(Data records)
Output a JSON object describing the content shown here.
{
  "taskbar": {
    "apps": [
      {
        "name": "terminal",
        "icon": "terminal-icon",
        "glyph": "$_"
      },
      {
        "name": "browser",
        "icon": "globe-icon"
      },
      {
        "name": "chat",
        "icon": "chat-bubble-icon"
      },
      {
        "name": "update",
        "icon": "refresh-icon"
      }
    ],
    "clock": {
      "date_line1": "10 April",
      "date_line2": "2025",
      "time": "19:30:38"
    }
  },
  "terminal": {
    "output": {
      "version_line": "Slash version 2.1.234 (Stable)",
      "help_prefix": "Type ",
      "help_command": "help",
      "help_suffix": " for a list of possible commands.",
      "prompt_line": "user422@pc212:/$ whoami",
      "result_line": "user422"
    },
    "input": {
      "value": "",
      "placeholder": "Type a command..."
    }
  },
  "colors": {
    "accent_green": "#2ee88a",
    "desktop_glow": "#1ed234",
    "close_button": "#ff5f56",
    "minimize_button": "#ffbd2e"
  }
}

- EXERCISE PROMPT: Each record must be returned exactly as it is written.

- RESULT OF THE TASK:
Output a JSON object describing the content shown here.
{
  "taskbar": {
    "apps": [
      {
        "name": "terminal",
        "icon": "terminal-icon",
        "glyph": "$_"
      },
      {
        "name": "browser",
        "icon": "globe-icon"
      },
      {
        "name": "chat",
        "icon": "chat-bubble-icon"
      },
      {
        "name": "update",
        "icon": "refresh-icon"
      }
    ],
    "clock": {
      "date_line1": "10 April",
      "date_line2": "2025",
      "time": "19:30:38"
    }
  },
  "terminal": {
    "output": {
      "version_line": "Slash version 2.1.234 (Stable)",
      "help_prefix": "Type ",
      "help_command": "help",
      "help_suffix": " for a list of possible commands.",
      "prompt_line": "user422@pc212:/$ whoami",
      "result_line": "user422"
    },
    "input": {
      "value": "",
      "placeholder": "Type a command..."
    }
  },
  "colors": {
    "accent_green": "#2ee88a",
    "desktop_glow": "#1ed234",
    "close_button": "#ff5f56",
    "minimize_button": "#ffbd2e"
  }
}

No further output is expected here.